(Recorded data)
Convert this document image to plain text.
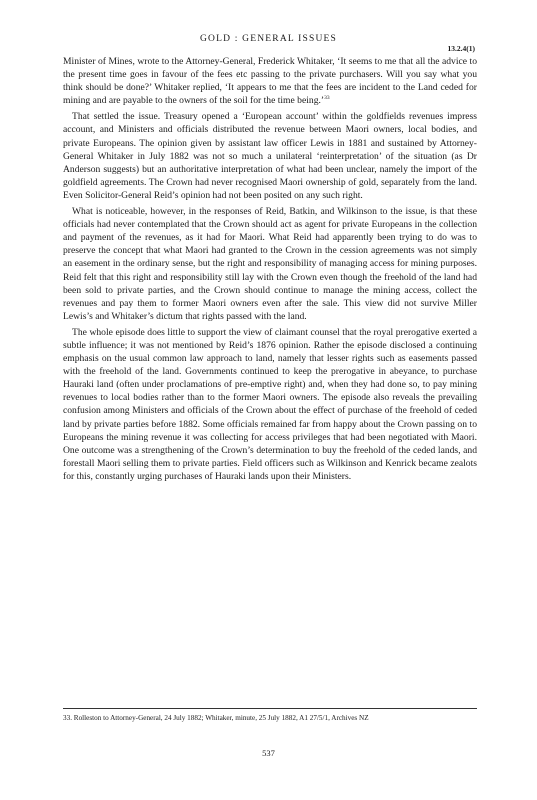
GOLD : GENERAL ISSUES
13.2.4(1)

Minister of Mines, wrote to the Attorney-General, Frederick Whitaker, ‘It seems to me that all the advice to the present time goes in favour of the fees etc passing to the private purchasers. Will you say what you think should be done?’ Whitaker replied, ‘It appears to me that the fees are incident to the Land ceded for mining and are payable to the owners of the soil for the time being.’$^{33}$

That settled the issue. Treasury opened a ‘European account’ within the goldfields revenues impress account, and Ministers and officials distributed the revenue between Maori owners, local bodies, and private Europeans. The opinion given by assistant law officer Lewis in 1881 and sustained by Attorney-General Whitaker in July 1882 was not so much a unilateral ‘reinterpretation’ of the situation (as Dr Anderson suggests) but an authoritative interpretation of what had been unclear, namely the import of the goldfield agreements. The Crown had never recognised Maori ownership of gold, separately from the land. Even Solicitor-General Reid’s opinion had not been posited on any such right.

What is noticeable, however, in the responses of Reid, Batkin, and Wilkinson to the issue, is that these officials had never contemplated that the Crown should act as agent for private Europeans in the collection and payment of the revenues, as it had for Maori. What Reid had apparently been trying to do was to preserve the concept that what Maori had granted to the Crown in the cession agreements was not simply an easement in the ordinary sense, but the right and responsibility of managing access for mining purposes. Reid felt that this right and responsibility still lay with the Crown even though the freehold of the land had been sold to private parties, and the Crown should continue to manage the mining access, collect the revenues and pay them to former Maori owners even after the sale. This view did not survive Miller Lewis’s and Whitaker’s dictum that rights passed with the land.

The whole episode does little to support the view of claimant counsel that the royal prerogative exerted a subtle influence; it was not mentioned by Reid’s 1876 opinion. Rather the episode disclosed a continuing emphasis on the usual common law approach to land, namely that lesser rights such as easements passed with the freehold of the land. Governments continued to keep the prerogative in abeyance, to purchase Hauraki land (often under proclamations of pre-emptive right) and, when they had done so, to pay mining revenues to local bodies rather than to the former Maori owners. The episode also reveals the prevailing confusion among Ministers and officials of the Crown about the effect of purchase of the freehold of ceded land by private parties before 1882. Some officials remained far from happy about the Crown passing on to Europeans the mining revenue it was collecting for access privileges that had been negotiated with Maori. One outcome was a strengthening of the Crown’s determination to buy the freehold of the ceded lands, and forestall Maori selling them to private parties. Field officers such as Wilkinson and Kenrick became zealots for this, constantly urging purchases of Hauraki lands upon their Ministers.

33. Rolleston to Attorney-General, 24 July 1882; Whitaker, minute, 25 July 1882, A1 27/5/1, Archives NZ
537
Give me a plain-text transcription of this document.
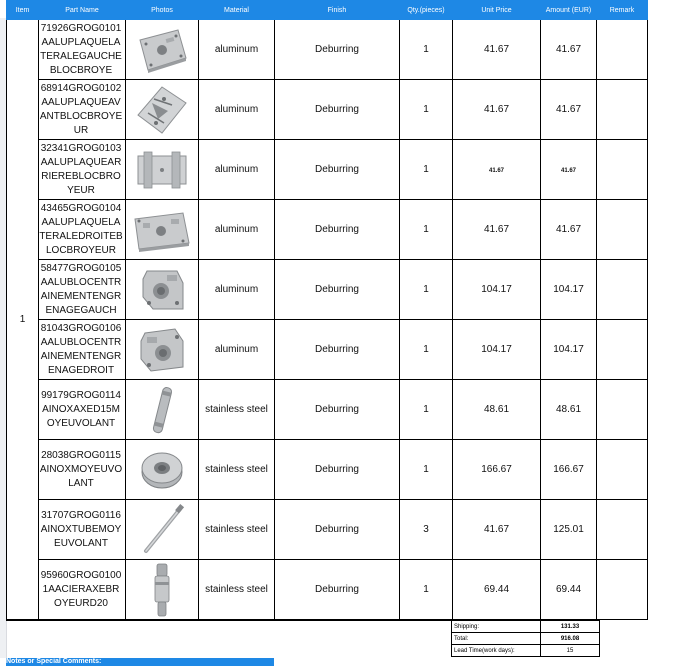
Item	Part Name	Photos	Material	Finish	Qty.(pieces)	Unit Price	Amount (EUR)	Remark
1	71926GROG0101AALUPLAQUELATERALEGAUCHEBLOCBROYE		aluminum	Deburring	1	41.67	41.67	

	68914GROG0102AALUPLAQUEAVANTBLOCBROYEUR		aluminum	Deburring	1	41.67	41.67	

	32341GROG0103AALUPLAQUEARRIEREBLOCBROYEUR		aluminum	Deburring	1	41.67	41.67	

	43465GROG0104AALUPLAQUELATERALEDROITEBLOCBROYEUR		aluminum	Deburring	1	41.67	41.67	

	58477GROG0105AALUBLOCENTRAINEMENTENGRENAGEGAUCH		aluminum	Deburring	1	104.17	104.17	

	81043GROG0106AALUBLOCENTRAINEMENTENGRENAGEDROIT		aluminum	Deburring	1	104.17	104.17	

	99179GROG0114AINOXAXED15MOYEUVOLANT		stainless steel	Deburring	1	48.61	48.61	

	28038GROG0115AINOXMOYEUVOLANT		stainless steel	Deburring	1	166.67	166.67	

	31707GROG0116AINOXTUBEMOYEUVOLANT		stainless steel	Deburring	3	41.67	125.01	

	95960GROG01001AACIERAXEBROYEURD20		stainless steel	Deburring	1	69.44	69.44	
Shipping:	131.33
Total:	916.08
Lead Time(work days):	15
Notes or Special Comments:
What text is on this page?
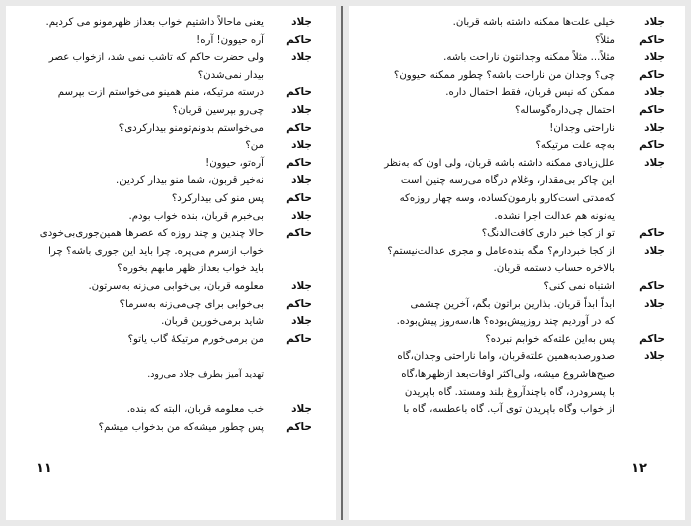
جلاد
یعنی ماحالاً داشتیم خواب بعداز ظهرمونو می کردیم.
حاکم
آره حیوون! آره!
جلاد
ولی حضرت حاکم که تاشب نمی شد، ازخواب عصر
بیدار نمی‌شدن؟
حاکم
درسته مرتیکه، منم همینو می‌خواستم ازت بپرسم
جلاد
چی‌رو بپرسین قربان؟
حاکم
می‌خواستم بدونم‌تومنو بیدارکردی؟
جلاد
من؟
حاکم
آره‌تو، حیوون!
جلاد
نه‌خیر قربون، شما منو بیدار کردین.
حاکم
پس منو کی بیدارکرد؟
جلاد
بی‌خبرم قربان، بنده خواب بودم.
حاکم
حالا چندین و چند روزه که عصرها همین‌جوری‌بی‌خودی
خواب ازسرم می‌پره. چرا باید این جوری باشه؟ چرا
باید خواب بعداز ظهر مابهم بخوره؟
جلاد
معلومه قربان، بی‌خوابی می‌زنه به‌سرتون.
حاکم
بی‌خوابی برای چی‌می‌زنه به‌سرما؟
جلاد
شاید برمی‌خورین قربان.
حاکم
من برمی‌خورم مرتیکهٔ گاب یاتو؟
تهدید آمیز بطرف جلاد می‌رود.
جلاد
خب معلومه قربان، البته که بنده.
حاکم
پس چطور میشه‌که من بدخواب میشم؟
۱۱
جلاد
خیلی علت‌ها ممکنه داشته باشه قربان.
حاکم
مثلاً؟
جلاد
مثلاً... مثلاً ممکنه وجدانتون ناراحت باشه.
حاکم
چی؟ وجدان من ناراحت باشه؟ چطور ممکنه حیوون؟
جلاد
ممکن که نیس قربان، فقط احتمال داره.
حاکم
احتمال چی‌داره‌گوساله؟
جلاد
ناراحتی وجدان!
حاکم
به‌چه علت مرتیکه؟
جلاد
علل‌زیادی ممکنه داشته باشه قربان، ولی اون که به‌نظر
این چاکر بی‌مقدار، وغلام درگاه می‌رسه چنین است
که‌مدتی است‌کارو بارمون‌کساده، وسه چهار روزه‌که
یه‌نونه هم عدالت اجرا نشده.
حاکم
تو از کجا خبر داری کافت‌الدنگ؟
جلاد
از کجا خبردارم؟ مگه بنده‌عامل و مجری عدالت‌نیستم؟
بالاخره حساب دستمه قربان.
حاکم
اشتباه نمی کنی؟
جلاد
ابداً ابداً قربان. بذارین براتون بگم، آخرین چشمی
که در آوردیم چند روزپیش‌بوده؟ ها،‌سه‌روز پیش‌بوده.
حاکم
پس به‌این علته‌که خوابم نبرده؟
جلاد
صدورصدبه‌همین علته‌قربان، واما ناراحتی وجدان،گاه
صبح‌هاشروع میشه، ولی‌اکثر اوقات‌بعد ازظهرها،گاه
با پسرودرد، گاه باچندآروغ بلند ومستد. گاه باپریدن
از خواب وگاه باپریدن توی آب. گاه باعطسه، گاه با
۱۲
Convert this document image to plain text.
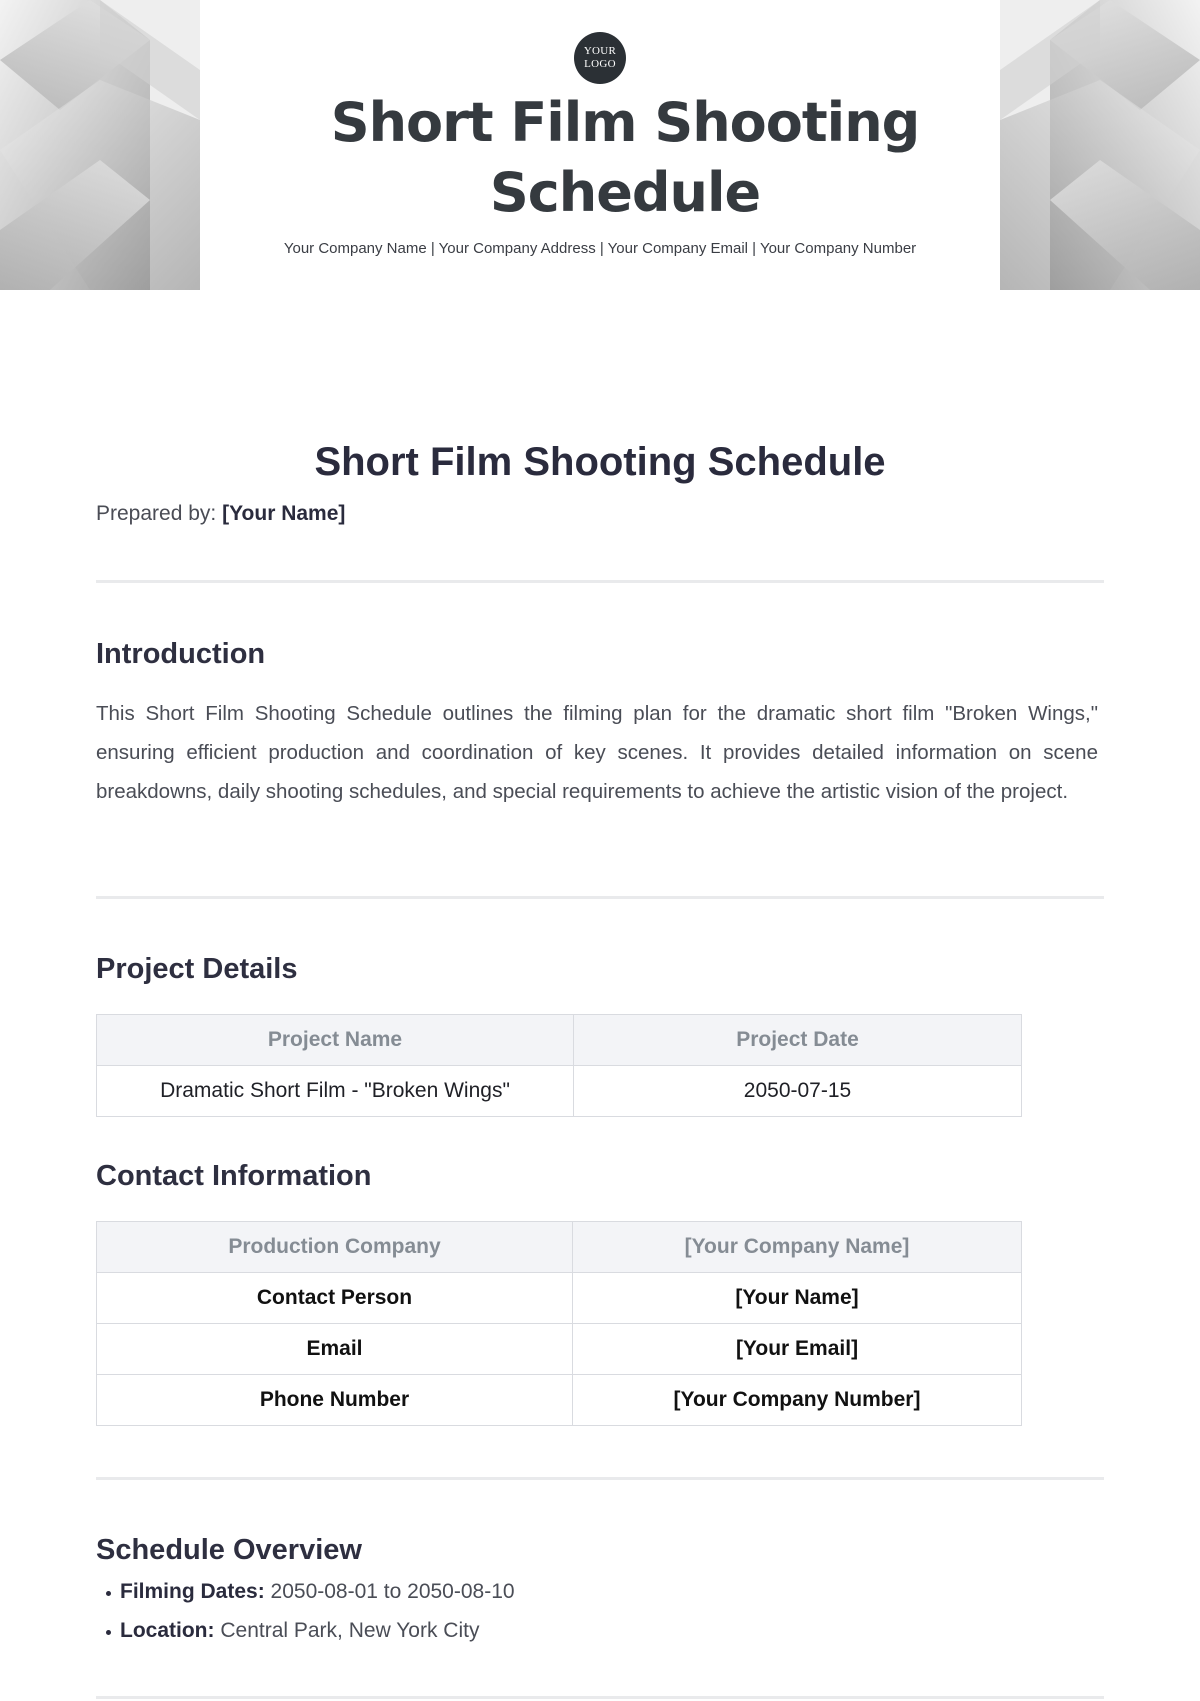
YOUR LOGO
Short Film Shooting Schedule
Your Company Name | Your Company Address | Your Company Email | Your Company Number
Short Film Shooting Schedule
Prepared by: [Your Name]
Introduction

This Short Film Shooting Schedule outlines the filming plan for the dramatic short film "Broken Wings," ensuring efficient production and coordination of key scenes. It provides detailed information on scene breakdowns, daily shooting schedules, and special requirements to achieve the artistic vision of the project.

Project Details
Project Name	Project Date
Dramatic Short Film - "Broken Wings"	2050-07-15
Contact Information
Production Company	[Your Company Name]
Contact Person	[Your Name]
Email	[Your Email]
Phone Number	[Your Company Number]
Schedule Overview
Filming Dates: 2050-08-01 to 2050-08-10
Location: Central Park, New York City
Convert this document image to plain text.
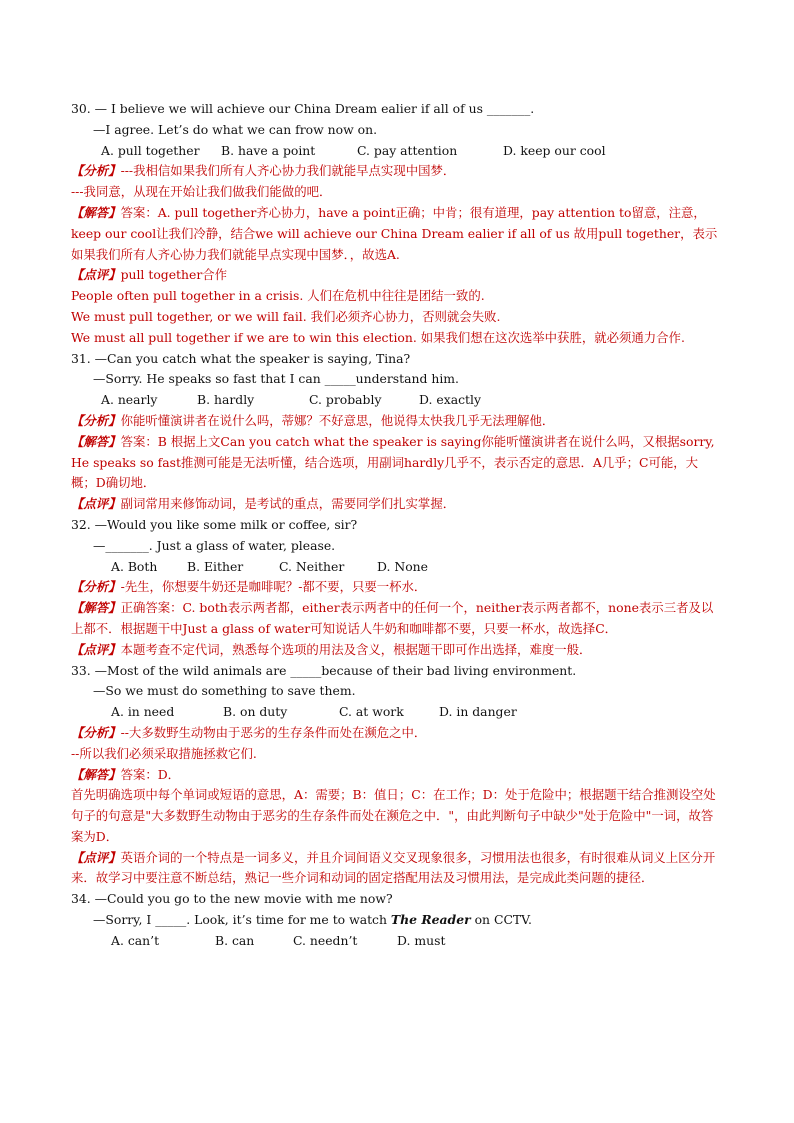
30. — I believe we will achieve our China Dream ealier if all of us _______.
—I agree. Let’s do what we can frow now on.
A. pull together B. have a point	C. pay attention	D. keep our cool
【分析】---我相信如果我们所有人齐心协力我们就能早点实现中国梦．
---我同意，从现在开始让我们做我们能做的吧．
【解答】答案：A. pull together齐心协力，have a point正确；中肯；很有道理，pay attention to留意，注意，keep our cool让我们冷静，结合we will achieve our China Dream ealier if all of us 故用pull together，表示如果我们所有人齐心协力我们就能早点实现中国梦．，故选A.
【点评】pull together合作
People often pull together in a crisis. 人们在危机中往往是团结一致的.
We must pull together, or we will fail. 我们必须齐心协力，否则就会失败.
We must all pull together if we are to win this election. 如果我们想在这次选举中获胜，就必须通力合作.
31. —Can you catch what the speaker is saying, Tina?
—Sorry. He speaks so fast that I can _____understand him.
A. nearly	B. hardly	C. probably	D. exactly
【分析】你能听懂演讲者在说什么吗，蒂娜？不好意思，他说得太快我几乎无法理解他．
【解答】答案：B 根据上文Can you catch what the speaker is saying你能听懂演讲者在说什么吗，又根据sorry, He speaks so fast推测可能是无法听懂，结合选项，用副词hardly几乎不，表示否定的意思．A几乎；C可能，大概；D确切地．
【点评】副词常用来修饰动词，是考试的重点，需要同学们扎实掌握．
32. —Would you like some milk or coffee, sir?
—_______. Just a glass of water, please.
A. Both B. Either	C. Neither	D. None
【分析】-先生，你想要牛奶还是咖啡呢？-都不要，只要一杯水．
【解答】正确答案：C. both表示两者都，either表示两者中的任何一个，neither表示两者都不，none表示三者及以上都不．根据题干中Just a glass of water可知说话人牛奶和咖啡都不要，只要一杯水，故选择C．
【点评】本题考查不定代词，熟悉每个选项的用法及含义，根据题干即可作出选择，难度一般．
33. —Most of the wild animals are _____because of their bad living environment.
—So we must do something to save them.
A. in need	B. on duty	C. at work	D. in danger
【分析】--大多数野生动物由于恶劣的生存条件而处在濒危之中．
--所以我们必须采取措施拯救它们.
【解答】答案：D．
首先明确选项中每个单词或短语的意思，A：需要；B：值日；C：在工作；D：处于危险中；根据题干结合推测设空处句子的句意是"大多数野生动物由于恶劣的生存条件而处在濒危之中．"，由此判断句子中缺少"处于危险中"一词，故答案为D．
【点评】英语介词的一个特点是一词多义，并且介词间语义交叉现象很多，习惯用法也很多，有时很难从词义上区分开来．故学习中要注意不断总结，熟记一些介词和动词的固定搭配用法及习惯用法，是完成此类问题的捷径．
34. —Could you go to the new movie with me now?
—Sorry, I _____. Look, it’s time for me to watch The Reader on CCTV.
A. can’t	B. can	C. needn’t	D. must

* Description of the task
Show all lines above holding "مثلا".

* Exercise result
مثلاً؟
مثلاً... مثلاً ممکنه وجدانتون ناراحت باشه.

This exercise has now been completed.